(A block of data)
------------------------

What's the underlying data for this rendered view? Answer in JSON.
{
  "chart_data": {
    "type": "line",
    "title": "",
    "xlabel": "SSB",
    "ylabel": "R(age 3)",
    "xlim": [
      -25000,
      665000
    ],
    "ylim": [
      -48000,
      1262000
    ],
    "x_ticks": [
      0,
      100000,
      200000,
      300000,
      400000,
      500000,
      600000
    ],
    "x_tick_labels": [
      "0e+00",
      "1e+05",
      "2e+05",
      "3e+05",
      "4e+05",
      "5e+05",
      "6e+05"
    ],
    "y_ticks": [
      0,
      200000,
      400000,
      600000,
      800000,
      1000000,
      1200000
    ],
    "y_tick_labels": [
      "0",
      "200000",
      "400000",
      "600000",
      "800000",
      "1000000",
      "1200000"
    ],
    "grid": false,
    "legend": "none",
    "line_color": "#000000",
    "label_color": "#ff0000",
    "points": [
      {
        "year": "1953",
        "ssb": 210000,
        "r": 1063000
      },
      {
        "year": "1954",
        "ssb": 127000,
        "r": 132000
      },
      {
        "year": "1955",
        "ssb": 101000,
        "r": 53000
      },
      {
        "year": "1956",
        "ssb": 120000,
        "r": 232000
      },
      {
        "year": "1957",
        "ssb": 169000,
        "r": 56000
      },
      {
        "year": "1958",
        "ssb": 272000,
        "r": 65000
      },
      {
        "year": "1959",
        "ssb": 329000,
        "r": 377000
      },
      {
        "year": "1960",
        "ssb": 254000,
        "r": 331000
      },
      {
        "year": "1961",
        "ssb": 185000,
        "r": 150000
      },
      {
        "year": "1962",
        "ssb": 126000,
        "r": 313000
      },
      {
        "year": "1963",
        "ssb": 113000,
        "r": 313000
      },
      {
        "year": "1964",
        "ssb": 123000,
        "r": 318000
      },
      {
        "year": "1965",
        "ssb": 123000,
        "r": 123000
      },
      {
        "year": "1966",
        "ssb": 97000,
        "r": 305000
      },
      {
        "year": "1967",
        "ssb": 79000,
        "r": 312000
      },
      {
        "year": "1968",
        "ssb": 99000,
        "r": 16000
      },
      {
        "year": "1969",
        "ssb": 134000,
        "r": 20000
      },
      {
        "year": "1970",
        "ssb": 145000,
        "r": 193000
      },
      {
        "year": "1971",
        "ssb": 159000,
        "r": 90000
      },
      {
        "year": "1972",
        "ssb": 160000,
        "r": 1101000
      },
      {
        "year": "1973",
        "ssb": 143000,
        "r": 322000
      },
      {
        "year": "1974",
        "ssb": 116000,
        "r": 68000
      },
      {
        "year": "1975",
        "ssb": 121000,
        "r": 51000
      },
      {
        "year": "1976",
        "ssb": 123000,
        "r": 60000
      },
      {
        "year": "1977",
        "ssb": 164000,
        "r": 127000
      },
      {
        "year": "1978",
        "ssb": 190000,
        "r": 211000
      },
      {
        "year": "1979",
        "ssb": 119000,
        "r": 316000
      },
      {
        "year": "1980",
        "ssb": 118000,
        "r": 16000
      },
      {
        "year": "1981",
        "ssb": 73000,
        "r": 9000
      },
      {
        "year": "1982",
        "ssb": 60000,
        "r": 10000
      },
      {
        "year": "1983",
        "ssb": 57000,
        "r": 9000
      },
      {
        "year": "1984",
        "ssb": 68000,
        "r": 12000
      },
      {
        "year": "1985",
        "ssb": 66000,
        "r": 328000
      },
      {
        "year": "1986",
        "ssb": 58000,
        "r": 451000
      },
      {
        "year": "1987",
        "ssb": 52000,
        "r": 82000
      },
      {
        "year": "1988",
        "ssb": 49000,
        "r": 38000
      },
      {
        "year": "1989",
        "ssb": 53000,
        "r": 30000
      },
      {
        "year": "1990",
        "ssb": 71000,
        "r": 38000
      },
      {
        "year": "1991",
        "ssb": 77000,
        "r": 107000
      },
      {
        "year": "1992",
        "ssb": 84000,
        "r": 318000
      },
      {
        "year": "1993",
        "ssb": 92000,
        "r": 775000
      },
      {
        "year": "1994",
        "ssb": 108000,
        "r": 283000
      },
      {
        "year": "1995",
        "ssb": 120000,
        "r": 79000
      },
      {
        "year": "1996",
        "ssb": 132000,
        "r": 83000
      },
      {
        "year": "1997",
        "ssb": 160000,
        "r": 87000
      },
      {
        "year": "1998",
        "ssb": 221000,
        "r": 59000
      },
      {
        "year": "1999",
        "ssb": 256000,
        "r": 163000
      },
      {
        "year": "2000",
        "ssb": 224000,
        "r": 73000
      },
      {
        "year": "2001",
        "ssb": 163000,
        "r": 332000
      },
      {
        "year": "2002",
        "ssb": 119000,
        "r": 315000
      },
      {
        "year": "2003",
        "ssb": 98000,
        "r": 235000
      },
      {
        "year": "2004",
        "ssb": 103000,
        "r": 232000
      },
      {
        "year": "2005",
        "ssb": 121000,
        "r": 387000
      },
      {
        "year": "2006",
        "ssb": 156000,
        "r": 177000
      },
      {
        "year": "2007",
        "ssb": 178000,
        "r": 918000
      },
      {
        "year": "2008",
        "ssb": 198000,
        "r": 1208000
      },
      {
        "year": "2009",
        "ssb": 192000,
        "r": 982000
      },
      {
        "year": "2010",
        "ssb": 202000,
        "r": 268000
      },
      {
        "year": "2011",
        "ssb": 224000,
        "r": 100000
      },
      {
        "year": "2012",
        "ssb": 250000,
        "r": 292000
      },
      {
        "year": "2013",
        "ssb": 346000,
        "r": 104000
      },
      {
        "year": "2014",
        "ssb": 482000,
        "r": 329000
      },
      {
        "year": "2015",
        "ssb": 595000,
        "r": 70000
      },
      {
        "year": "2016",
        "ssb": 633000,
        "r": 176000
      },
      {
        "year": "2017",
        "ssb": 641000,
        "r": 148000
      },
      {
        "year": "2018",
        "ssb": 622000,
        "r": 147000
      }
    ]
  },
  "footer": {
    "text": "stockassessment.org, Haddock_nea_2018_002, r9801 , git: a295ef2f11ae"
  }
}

------------------------

What you need to do ▸
From the listing above, extract all records word for word.

Right answer ▸
What's the underlying data for this rendered view? Answer in JSON.
{
  "chart_data": {
    "type": "line",
    "title": "",
    "xlabel": "SSB",
    "ylabel": "R(age 3)",
    "xlim": [
      -25000,
      665000
    ],
    "ylim": [
      -48000,
      1262000
    ],
    "x_ticks": [
      0,
      100000,
      200000,
      300000,
      400000,
      500000,
      600000
    ],
    "x_tick_labels": [
      "0e+00",
      "1e+05",
      "2e+05",
      "3e+05",
      "4e+05",
      "5e+05",
      "6e+05"
    ],
    "y_ticks": [
      0,
      200000,
      400000,
      600000,
      800000,
      1000000,
      1200000
    ],
    "y_tick_labels": [
      "0",
      "200000",
      "400000",
      "600000",
      "800000",
      "1000000",
      "1200000"
    ],
    "grid": false,
    "legend": "none",
    "line_color": "#000000",
    "label_color": "#ff0000",
    "points": [
      {
        "year": "1953",
        "ssb": 210000,
        "r": 1063000
      },
      {
        "year": "1954",
        "ssb": 127000,
        "r": 132000
      },
      {
        "year": "1955",
        "ssb": 101000,
        "r": 53000
      },
      {
        "year": "1956",
        "ssb": 120000,
        "r": 232000
      },
      {
        "year": "1957",
        "ssb": 169000,
        "r": 56000
      },
      {
        "year": "1958",
        "ssb": 272000,
        "r": 65000
      },
      {
        "year": "1959",
        "ssb": 329000,
        "r": 377000
      },
      {
        "year": "1960",
        "ssb": 254000,
        "r": 331000
      },
      {
        "year": "1961",
        "ssb": 185000,
        "r": 150000
      },
      {
        "year": "1962",
        "ssb": 126000,
        "r": 313000
      },
      {
        "year": "1963",
        "ssb": 113000,
        "r": 313000
      },
      {
        "year": "1964",
        "ssb": 123000,
        "r": 318000
      },
      {
        "year": "1965",
        "ssb": 123000,
        "r": 123000
      },
      {
        "year": "1966",
        "ssb": 97000,
        "r": 305000
      },
      {
        "year": "1967",
        "ssb": 79000,
        "r": 312000
      },
      {
        "year": "1968",
        "ssb": 99000,
        "r": 16000
      },
      {
        "year": "1969",
        "ssb": 134000,
        "r": 20000
      },
      {
        "year": "1970",
        "ssb": 145000,
        "r": 193000
      },
      {
        "year": "1971",
        "ssb": 159000,
        "r": 90000
      },
      {
        "year": "1972",
        "ssb": 160000,
        "r": 1101000
      },
      {
        "year": "1973",
        "ssb": 143000,
        "r": 322000
      },
      {
        "year": "1974",
        "ssb": 116000,
        "r": 68000
      },
      {
        "year": "1975",
        "ssb": 121000,
        "r": 51000
      },
      {
        "year": "1976",
        "ssb": 123000,
        "r": 60000
      },
      {
        "year": "1977",
        "ssb": 164000,
        "r": 127000
      },
      {
        "year": "1978",
        "ssb": 190000,
        "r": 211000
      },
      {
        "year": "1979",
        "ssb": 119000,
        "r": 316000
      },
      {
        "year": "1980",
        "ssb": 118000,
        "r": 16000
      },
      {
        "year": "1981",
        "ssb": 73000,
        "r": 9000
      },
      {
        "year": "1982",
        "ssb": 60000,
        "r": 10000
      },
      {
        "year": "1983",
        "ssb": 57000,
        "r": 9000
      },
      {
        "year": "1984",
        "ssb": 68000,
        "r": 12000
      },
      {
        "year": "1985",
        "ssb": 66000,
        "r": 328000
      },
      {
        "year": "1986",
        "ssb": 58000,
        "r": 451000
      },
      {
        "year": "1987",
        "ssb": 52000,
        "r": 82000
      },
      {
        "year": "1988",
        "ssb": 49000,
        "r": 38000
      },
      {
        "year": "1989",
        "ssb": 53000,
        "r": 30000
      },
      {
        "year": "1990",
        "ssb": 71000,
        "r": 38000
      },
      {
        "year": "1991",
        "ssb": 77000,
        "r": 107000
      },
      {
        "year": "1992",
        "ssb": 84000,
        "r": 318000
      },
      {
        "year": "1993",
        "ssb": 92000,
        "r": 775000
      },
      {
        "year": "1994",
        "ssb": 108000,
        "r": 283000
      },
      {
        "year": "1995",
        "ssb": 120000,
        "r": 79000
      },
      {
        "year": "1996",
        "ssb": 132000,
        "r": 83000
      },
      {
        "year": "1997",
        "ssb": 160000,
        "r": 87000
      },
      {
        "year": "1998",
        "ssb": 221000,
        "r": 59000
      },
      {
        "year": "1999",
        "ssb": 256000,
        "r": 163000
      },
      {
        "year": "2000",
        "ssb": 224000,
        "r": 73000
      },
      {
        "year": "2001",
        "ssb": 163000,
        "r": 332000
      },
      {
        "year": "2002",
        "ssb": 119000,
        "r": 315000
      },
      {
        "year": "2003",
        "ssb": 98000,
        "r": 235000
      },
      {
        "year": "2004",
        "ssb": 103000,
        "r": 232000
      },
      {
        "year": "2005",
        "ssb": 121000,
        "r": 387000
      },
      {
        "year": "2006",
        "ssb": 156000,
        "r": 177000
      },
      {
        "year": "2007",
        "ssb": 178000,
        "r": 918000
      },
      {
        "year": "2008",
        "ssb": 198000,
        "r": 1208000
      },
      {
        "year": "2009",
        "ssb": 192000,
        "r": 982000
      },
      {
        "year": "2010",
        "ssb": 202000,
        "r": 268000
      },
      {
        "year": "2011",
        "ssb": 224000,
        "r": 100000
      },
      {
        "year": "2012",
        "ssb": 250000,
        "r": 292000
      },
      {
        "year": "2013",
        "ssb": 346000,
        "r": 104000
      },
      {
        "year": "2014",
        "ssb": 482000,
        "r": 329000
      },
      {
        "year": "2015",
        "ssb": 595000,
        "r": 70000
      },
      {
        "year": "2016",
        "ssb": 633000,
        "r": 176000
      },
      {
        "year": "2017",
        "ssb": 641000,
        "r": 148000
      },
      {
        "year": "2018",
        "ssb": 622000,
        "r": 147000
      }
    ]
  },
  "footer": {
    "text": "stockassessment.org, Haddock_nea_2018_002, r9801 , git: a295ef2f11ae"
  }
}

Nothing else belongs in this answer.